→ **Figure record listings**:
┄┄┄┄┄┄┄┄┄┄┄┄┄┄┄┄┄┄┄┄

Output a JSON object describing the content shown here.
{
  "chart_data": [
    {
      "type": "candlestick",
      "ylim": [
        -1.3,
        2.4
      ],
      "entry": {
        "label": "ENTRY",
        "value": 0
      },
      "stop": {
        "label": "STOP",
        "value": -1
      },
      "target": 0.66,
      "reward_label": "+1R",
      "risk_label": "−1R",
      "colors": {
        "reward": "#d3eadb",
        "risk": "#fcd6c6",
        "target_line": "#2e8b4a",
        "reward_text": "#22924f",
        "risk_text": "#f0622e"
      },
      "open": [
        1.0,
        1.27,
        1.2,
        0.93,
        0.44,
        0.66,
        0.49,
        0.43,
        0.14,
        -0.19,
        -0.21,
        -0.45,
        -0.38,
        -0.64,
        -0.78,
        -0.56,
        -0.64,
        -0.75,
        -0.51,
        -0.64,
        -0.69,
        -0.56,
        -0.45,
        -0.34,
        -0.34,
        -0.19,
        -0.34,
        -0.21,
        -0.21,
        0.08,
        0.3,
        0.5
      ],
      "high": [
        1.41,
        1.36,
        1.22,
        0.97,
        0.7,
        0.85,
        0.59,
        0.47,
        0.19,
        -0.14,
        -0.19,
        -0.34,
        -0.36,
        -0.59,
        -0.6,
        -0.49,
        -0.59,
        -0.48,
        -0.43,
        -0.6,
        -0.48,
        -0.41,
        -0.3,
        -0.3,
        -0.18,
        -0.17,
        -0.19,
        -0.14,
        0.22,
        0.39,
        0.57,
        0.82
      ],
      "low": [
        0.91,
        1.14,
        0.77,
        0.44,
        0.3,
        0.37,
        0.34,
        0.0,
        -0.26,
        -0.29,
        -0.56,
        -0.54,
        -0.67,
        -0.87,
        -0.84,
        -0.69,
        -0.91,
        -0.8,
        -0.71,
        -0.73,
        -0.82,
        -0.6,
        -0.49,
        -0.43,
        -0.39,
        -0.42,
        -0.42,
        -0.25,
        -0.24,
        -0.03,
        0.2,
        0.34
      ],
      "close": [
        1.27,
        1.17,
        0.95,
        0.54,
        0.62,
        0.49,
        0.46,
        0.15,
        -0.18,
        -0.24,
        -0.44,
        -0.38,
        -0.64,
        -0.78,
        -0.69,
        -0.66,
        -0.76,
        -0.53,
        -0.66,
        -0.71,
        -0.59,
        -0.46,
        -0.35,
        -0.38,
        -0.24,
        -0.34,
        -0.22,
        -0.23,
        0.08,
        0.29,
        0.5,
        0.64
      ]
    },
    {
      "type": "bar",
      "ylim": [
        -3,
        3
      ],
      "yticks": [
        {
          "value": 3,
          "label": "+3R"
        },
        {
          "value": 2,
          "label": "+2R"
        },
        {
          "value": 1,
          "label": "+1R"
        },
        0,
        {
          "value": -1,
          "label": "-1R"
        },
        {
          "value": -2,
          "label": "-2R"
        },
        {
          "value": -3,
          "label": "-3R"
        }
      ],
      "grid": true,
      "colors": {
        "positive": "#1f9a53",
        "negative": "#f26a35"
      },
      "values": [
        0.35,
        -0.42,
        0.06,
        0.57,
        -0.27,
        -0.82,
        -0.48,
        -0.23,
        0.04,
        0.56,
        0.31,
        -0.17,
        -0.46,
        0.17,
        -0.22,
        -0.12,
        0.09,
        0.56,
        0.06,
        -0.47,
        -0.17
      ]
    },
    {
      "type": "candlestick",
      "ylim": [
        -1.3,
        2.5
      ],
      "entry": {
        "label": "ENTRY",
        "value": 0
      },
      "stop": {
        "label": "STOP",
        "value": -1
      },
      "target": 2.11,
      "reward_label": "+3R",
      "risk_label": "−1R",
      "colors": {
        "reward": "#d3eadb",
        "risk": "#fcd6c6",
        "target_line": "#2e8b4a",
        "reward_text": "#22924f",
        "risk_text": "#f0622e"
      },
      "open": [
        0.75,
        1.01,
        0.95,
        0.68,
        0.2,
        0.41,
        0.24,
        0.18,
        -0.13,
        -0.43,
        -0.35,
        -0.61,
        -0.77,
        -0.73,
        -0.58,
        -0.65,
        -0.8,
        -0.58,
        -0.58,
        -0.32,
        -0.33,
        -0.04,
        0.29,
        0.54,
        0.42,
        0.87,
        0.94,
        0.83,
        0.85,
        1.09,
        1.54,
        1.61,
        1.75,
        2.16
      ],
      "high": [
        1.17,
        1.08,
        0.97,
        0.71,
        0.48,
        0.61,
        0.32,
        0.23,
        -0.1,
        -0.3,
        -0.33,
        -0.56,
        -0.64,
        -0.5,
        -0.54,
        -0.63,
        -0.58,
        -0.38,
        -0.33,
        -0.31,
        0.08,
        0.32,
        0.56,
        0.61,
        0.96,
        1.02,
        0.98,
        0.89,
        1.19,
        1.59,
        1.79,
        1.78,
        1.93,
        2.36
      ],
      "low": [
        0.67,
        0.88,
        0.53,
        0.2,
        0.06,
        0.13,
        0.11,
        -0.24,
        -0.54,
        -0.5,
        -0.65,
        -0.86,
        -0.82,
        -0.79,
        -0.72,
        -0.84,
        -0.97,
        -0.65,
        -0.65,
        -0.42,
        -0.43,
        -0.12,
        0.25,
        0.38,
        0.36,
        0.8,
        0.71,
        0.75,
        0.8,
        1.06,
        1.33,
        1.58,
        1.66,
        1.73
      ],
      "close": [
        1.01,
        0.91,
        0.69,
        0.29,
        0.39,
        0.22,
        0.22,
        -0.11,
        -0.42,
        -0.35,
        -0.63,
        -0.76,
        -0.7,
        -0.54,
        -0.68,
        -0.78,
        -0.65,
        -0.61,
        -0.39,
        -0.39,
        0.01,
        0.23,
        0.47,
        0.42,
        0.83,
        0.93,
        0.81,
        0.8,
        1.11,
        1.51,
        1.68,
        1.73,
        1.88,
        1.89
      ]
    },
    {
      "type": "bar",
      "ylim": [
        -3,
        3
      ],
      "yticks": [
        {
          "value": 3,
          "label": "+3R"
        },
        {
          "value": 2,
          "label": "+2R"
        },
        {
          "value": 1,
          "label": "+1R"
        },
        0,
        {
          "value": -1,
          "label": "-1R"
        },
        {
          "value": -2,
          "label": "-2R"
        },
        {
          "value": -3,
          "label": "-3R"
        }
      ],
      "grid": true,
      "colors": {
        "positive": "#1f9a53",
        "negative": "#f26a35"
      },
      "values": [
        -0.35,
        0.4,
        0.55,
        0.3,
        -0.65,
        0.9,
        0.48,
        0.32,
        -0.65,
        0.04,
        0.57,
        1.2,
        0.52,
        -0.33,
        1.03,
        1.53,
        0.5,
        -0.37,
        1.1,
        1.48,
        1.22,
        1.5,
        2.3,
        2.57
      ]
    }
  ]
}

┄┄┄┄┄┄┄┄┄┄┄┄┄┄┄┄┄┄┄┄

→ **Task requirements**: Write out the whole listing again, exactly as it stands.

→ **Task answer**:
Output a JSON object describing the content shown here.
{
  "chart_data": [
    {
      "type": "candlestick",
      "ylim": [
        -1.3,
        2.4
      ],
      "entry": {
        "label": "ENTRY",
        "value": 0
      },
      "stop": {
        "label": "STOP",
        "value": -1
      },
      "target": 0.66,
      "reward_label": "+1R",
      "risk_label": "−1R",
      "colors": {
        "reward": "#d3eadb",
        "risk": "#fcd6c6",
        "target_line": "#2e8b4a",
        "reward_text": "#22924f",
        "risk_text": "#f0622e"
      },
      "open": [
        1.0,
        1.27,
        1.2,
        0.93,
        0.44,
        0.66,
        0.49,
        0.43,
        0.14,
        -0.19,
        -0.21,
        -0.45,
        -0.38,
        -0.64,
        -0.78,
        -0.56,
        -0.64,
        -0.75,
        -0.51,
        -0.64,
        -0.69,
        -0.56,
        -0.45,
        -0.34,
        -0.34,
        -0.19,
        -0.34,
        -0.21,
        -0.21,
        0.08,
        0.3,
        0.5
      ],
      "high": [
        1.41,
        1.36,
        1.22,
        0.97,
        0.7,
        0.85,
        0.59,
        0.47,
        0.19,
        -0.14,
        -0.19,
        -0.34,
        -0.36,
        -0.59,
        -0.6,
        -0.49,
        -0.59,
        -0.48,
        -0.43,
        -0.6,
        -0.48,
        -0.41,
        -0.3,
        -0.3,
        -0.18,
        -0.17,
        -0.19,
        -0.14,
        0.22,
        0.39,
        0.57,
        0.82
      ],
      "low": [
        0.91,
        1.14,
        0.77,
        0.44,
        0.3,
        0.37,
        0.34,
        0.0,
        -0.26,
        -0.29,
        -0.56,
        -0.54,
        -0.67,
        -0.87,
        -0.84,
        -0.69,
        -0.91,
        -0.8,
        -0.71,
        -0.73,
        -0.82,
        -0.6,
        -0.49,
        -0.43,
        -0.39,
        -0.42,
        -0.42,
        -0.25,
        -0.24,
        -0.03,
        0.2,
        0.34
      ],
      "close": [
        1.27,
        1.17,
        0.95,
        0.54,
        0.62,
        0.49,
        0.46,
        0.15,
        -0.18,
        -0.24,
        -0.44,
        -0.38,
        -0.64,
        -0.78,
        -0.69,
        -0.66,
        -0.76,
        -0.53,
        -0.66,
        -0.71,
        -0.59,
        -0.46,
        -0.35,
        -0.38,
        -0.24,
        -0.34,
        -0.22,
        -0.23,
        0.08,
        0.29,
        0.5,
        0.64
      ]
    },
    {
      "type": "bar",
      "ylim": [
        -3,
        3
      ],
      "yticks": [
        {
          "value": 3,
          "label": "+3R"
        },
        {
          "value": 2,
          "label": "+2R"
        },
        {
          "value": 1,
          "label": "+1R"
        },
        0,
        {
          "value": -1,
          "label": "-1R"
        },
        {
          "value": -2,
          "label": "-2R"
        },
        {
          "value": -3,
          "label": "-3R"
        }
      ],
      "grid": true,
      "colors": {
        "positive": "#1f9a53",
        "negative": "#f26a35"
      },
      "values": [
        0.35,
        -0.42,
        0.06,
        0.57,
        -0.27,
        -0.82,
        -0.48,
        -0.23,
        0.04,
        0.56,
        0.31,
        -0.17,
        -0.46,
        0.17,
        -0.22,
        -0.12,
        0.09,
        0.56,
        0.06,
        -0.47,
        -0.17
      ]
    },
    {
      "type": "candlestick",
      "ylim": [
        -1.3,
        2.5
      ],
      "entry": {
        "label": "ENTRY",
        "value": 0
      },
      "stop": {
        "label": "STOP",
        "value": -1
      },
      "target": 2.11,
      "reward_label": "+3R",
      "risk_label": "−1R",
      "colors": {
        "reward": "#d3eadb",
        "risk": "#fcd6c6",
        "target_line": "#2e8b4a",
        "reward_text": "#22924f",
        "risk_text": "#f0622e"
      },
      "open": [
        0.75,
        1.01,
        0.95,
        0.68,
        0.2,
        0.41,
        0.24,
        0.18,
        -0.13,
        -0.43,
        -0.35,
        -0.61,
        -0.77,
        -0.73,
        -0.58,
        -0.65,
        -0.8,
        -0.58,
        -0.58,
        -0.32,
        -0.33,
        -0.04,
        0.29,
        0.54,
        0.42,
        0.87,
        0.94,
        0.83,
        0.85,
        1.09,
        1.54,
        1.61,
        1.75,
        2.16
      ],
      "high": [
        1.17,
        1.08,
        0.97,
        0.71,
        0.48,
        0.61,
        0.32,
        0.23,
        -0.1,
        -0.3,
        -0.33,
        -0.56,
        -0.64,
        -0.5,
        -0.54,
        -0.63,
        -0.58,
        -0.38,
        -0.33,
        -0.31,
        0.08,
        0.32,
        0.56,
        0.61,
        0.96,
        1.02,
        0.98,
        0.89,
        1.19,
        1.59,
        1.79,
        1.78,
        1.93,
        2.36
      ],
      "low": [
        0.67,
        0.88,
        0.53,
        0.2,
        0.06,
        0.13,
        0.11,
        -0.24,
        -0.54,
        -0.5,
        -0.65,
        -0.86,
        -0.82,
        -0.79,
        -0.72,
        -0.84,
        -0.97,
        -0.65,
        -0.65,
        -0.42,
        -0.43,
        -0.12,
        0.25,
        0.38,
        0.36,
        0.8,
        0.71,
        0.75,
        0.8,
        1.06,
        1.33,
        1.58,
        1.66,
        1.73
      ],
      "close": [
        1.01,
        0.91,
        0.69,
        0.29,
        0.39,
        0.22,
        0.22,
        -0.11,
        -0.42,
        -0.35,
        -0.63,
        -0.76,
        -0.7,
        -0.54,
        -0.68,
        -0.78,
        -0.65,
        -0.61,
        -0.39,
        -0.39,
        0.01,
        0.23,
        0.47,
        0.42,
        0.83,
        0.93,
        0.81,
        0.8,
        1.11,
        1.51,
        1.68,
        1.73,
        1.88,
        1.89
      ]
    },
    {
      "type": "bar",
      "ylim": [
        -3,
        3
      ],
      "yticks": [
        {
          "value": 3,
          "label": "+3R"
        },
        {
          "value": 2,
          "label": "+2R"
        },
        {
          "value": 1,
          "label": "+1R"
        },
        0,
        {
          "value": -1,
          "label": "-1R"
        },
        {
          "value": -2,
          "label": "-2R"
        },
        {
          "value": -3,
          "label": "-3R"
        }
      ],
      "grid": true,
      "colors": {
        "positive": "#1f9a53",
        "negative": "#f26a35"
      },
      "values": [
        -0.35,
        0.4,
        0.55,
        0.3,
        -0.65,
        0.9,
        0.48,
        0.32,
        -0.65,
        0.04,
        0.57,
        1.2,
        0.52,
        -0.33,
        1.03,
        1.53,
        0.5,
        -0.37,
        1.1,
        1.48,
        1.22,
        1.5,
        2.3,
        2.57
      ]
    }
  ]
}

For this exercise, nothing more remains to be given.